**** WORKING DATA

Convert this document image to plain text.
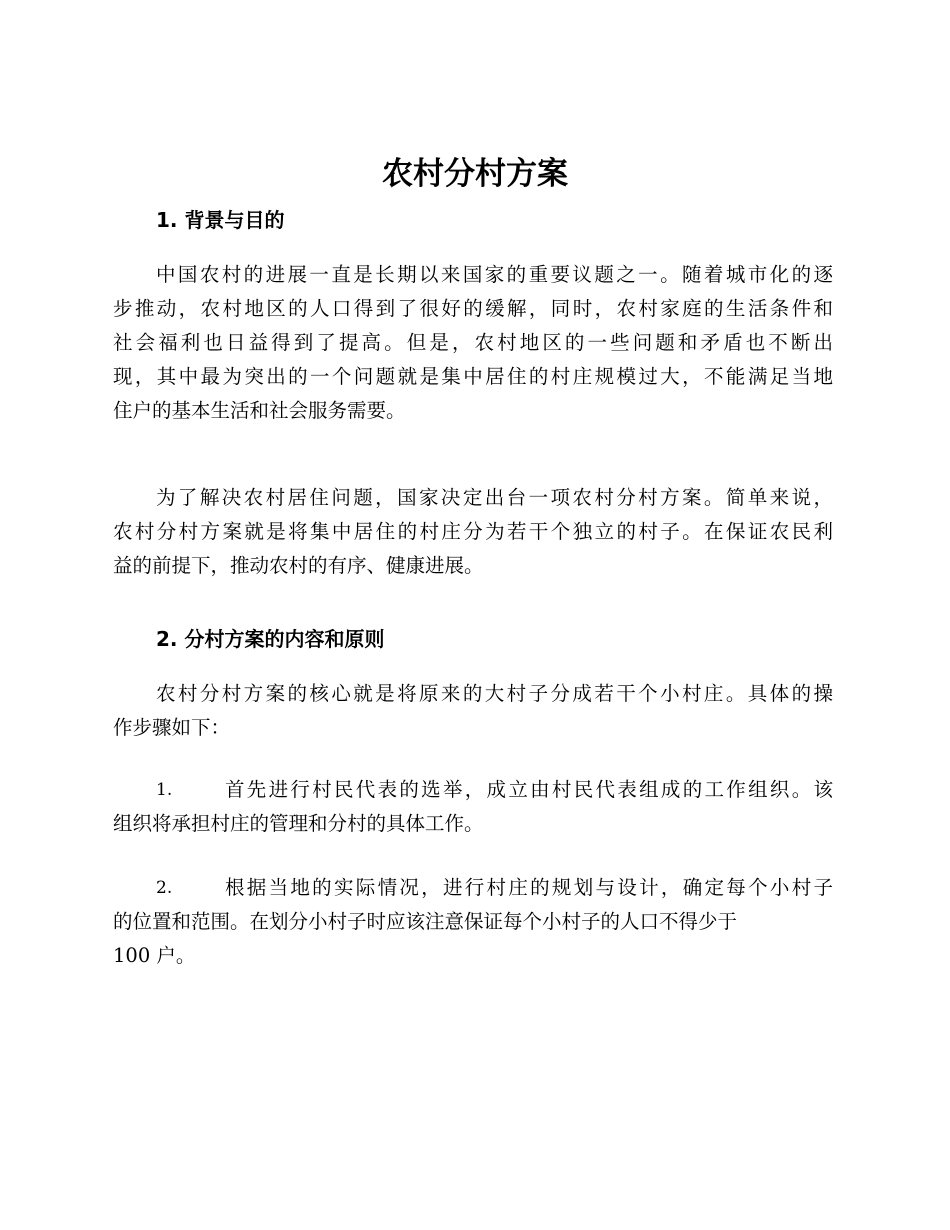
农村分村方案
1. 背景与目的
中国农村的进展一直是长期以来国家的重要议题之一。随着城市化的逐
步推动，农村地区的人口得到了很好的缓解，同时，农村家庭的生活条件和
社会福利也日益得到了提高。但是，农村地区的一些问题和矛盾也不断出
现，其中最为突出的一个问题就是集中居住的村庄规模过大，不能满足当地
住户的基本生活和社会服务需要。
为了解决农村居住问题，国家决定出台一项农村分村方案。简单来说，
农村分村方案就是将集中居住的村庄分为若干个独立的村子。在保证农民利
益的前提下，推动农村的有序、健康进展。
2. 分村方案的内容和原则
农村分村方案的核心就是将原来的大村子分成若干个小村庄。具体的操
作步骤如下：
1.	首先进行村民代表的选举，成立由村民代表组成的工作组织。该
组织将承担村庄的管理和分村的具体工作。
2.	根据当地的实际情况，进行村庄的规划与设计，确定每个小村子
的位置和范围。在划分小村子时应该注意保证每个小村子的人口不得少于
100 户。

********

== WRITTEN TASK ==
Leave the pictures out and copy the rest of the data exactly.

== EXERCISE ANSWER ==
Convert this document image to plain text.
农村分村方案
1. 背景与目的
中国农村的进展一直是长期以来国家的重要议题之一。随着城市化的逐
步推动，农村地区的人口得到了很好的缓解，同时，农村家庭的生活条件和
社会福利也日益得到了提高。但是，农村地区的一些问题和矛盾也不断出
现，其中最为突出的一个问题就是集中居住的村庄规模过大，不能满足当地
住户的基本生活和社会服务需要。
为了解决农村居住问题，国家决定出台一项农村分村方案。简单来说，
农村分村方案就是将集中居住的村庄分为若干个独立的村子。在保证农民利
益的前提下，推动农村的有序、健康进展。
2. 分村方案的内容和原则
农村分村方案的核心就是将原来的大村子分成若干个小村庄。具体的操
作步骤如下：
1.	首先进行村民代表的选举，成立由村民代表组成的工作组织。该
组织将承担村庄的管理和分村的具体工作。
2.	根据当地的实际情况，进行村庄的规划与设计，确定每个小村子
的位置和范围。在划分小村子时应该注意保证每个小村子的人口不得少于
100 户。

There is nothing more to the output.